--- start of Entries shown ---
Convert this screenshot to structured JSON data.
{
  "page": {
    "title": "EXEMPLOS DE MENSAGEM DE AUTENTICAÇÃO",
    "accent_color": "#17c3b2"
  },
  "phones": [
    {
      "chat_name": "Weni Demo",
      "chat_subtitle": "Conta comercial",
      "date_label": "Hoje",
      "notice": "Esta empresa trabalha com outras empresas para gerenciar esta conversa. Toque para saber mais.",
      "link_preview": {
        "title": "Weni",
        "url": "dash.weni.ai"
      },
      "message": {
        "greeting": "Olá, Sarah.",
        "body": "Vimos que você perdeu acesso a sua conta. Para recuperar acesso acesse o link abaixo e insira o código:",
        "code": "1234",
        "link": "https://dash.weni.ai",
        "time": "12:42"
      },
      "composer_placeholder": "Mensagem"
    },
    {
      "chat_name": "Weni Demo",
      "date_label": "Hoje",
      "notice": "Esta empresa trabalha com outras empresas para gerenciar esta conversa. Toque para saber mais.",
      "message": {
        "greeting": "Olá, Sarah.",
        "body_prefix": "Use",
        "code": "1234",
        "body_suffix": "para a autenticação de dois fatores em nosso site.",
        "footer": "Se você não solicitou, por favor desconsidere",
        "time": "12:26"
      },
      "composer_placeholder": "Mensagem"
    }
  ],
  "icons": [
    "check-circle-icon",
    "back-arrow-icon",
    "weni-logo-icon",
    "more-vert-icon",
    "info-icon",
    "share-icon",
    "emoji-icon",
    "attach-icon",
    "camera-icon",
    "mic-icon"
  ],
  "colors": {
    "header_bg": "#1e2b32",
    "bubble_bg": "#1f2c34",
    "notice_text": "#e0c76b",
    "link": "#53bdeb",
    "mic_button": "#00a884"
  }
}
--- end of Entries shown ---
Given problem: Return every line of the material exactly.

Solved exercise:
Convert this screenshot to structured JSON data.
{
  "page": {
    "title": "EXEMPLOS DE MENSAGEM DE AUTENTICAÇÃO",
    "accent_color": "#17c3b2"
  },
  "phones": [
    {
      "chat_name": "Weni Demo",
      "chat_subtitle": "Conta comercial",
      "date_label": "Hoje",
      "notice": "Esta empresa trabalha com outras empresas para gerenciar esta conversa. Toque para saber mais.",
      "link_preview": {
        "title": "Weni",
        "url": "dash.weni.ai"
      },
      "message": {
        "greeting": "Olá, Sarah.",
        "body": "Vimos que você perdeu acesso a sua conta. Para recuperar acesso acesse o link abaixo e insira o código:",
        "code": "1234",
        "link": "https://dash.weni.ai",
        "time": "12:42"
      },
      "composer_placeholder": "Mensagem"
    },
    {
      "chat_name": "Weni Demo",
      "date_label": "Hoje",
      "notice": "Esta empresa trabalha com outras empresas para gerenciar esta conversa. Toque para saber mais.",
      "message": {
        "greeting": "Olá, Sarah.",
        "body_prefix": "Use",
        "code": "1234",
        "body_suffix": "para a autenticação de dois fatores em nosso site.",
        "footer": "Se você não solicitou, por favor desconsidere",
        "time": "12:26"
      },
      "composer_placeholder": "Mensagem"
    }
  ],
  "icons": [
    "check-circle-icon",
    "back-arrow-icon",
    "weni-logo-icon",
    "more-vert-icon",
    "info-icon",
    "share-icon",
    "emoji-icon",
    "attach-icon",
    "camera-icon",
    "mic-icon"
  ],
  "colors": {
    "header_bg": "#1e2b32",
    "bubble_bg": "#1f2c34",
    "notice_text": "#e0c76b",
    "link": "#53bdeb",
    "mic_button": "#00a884"
  }
}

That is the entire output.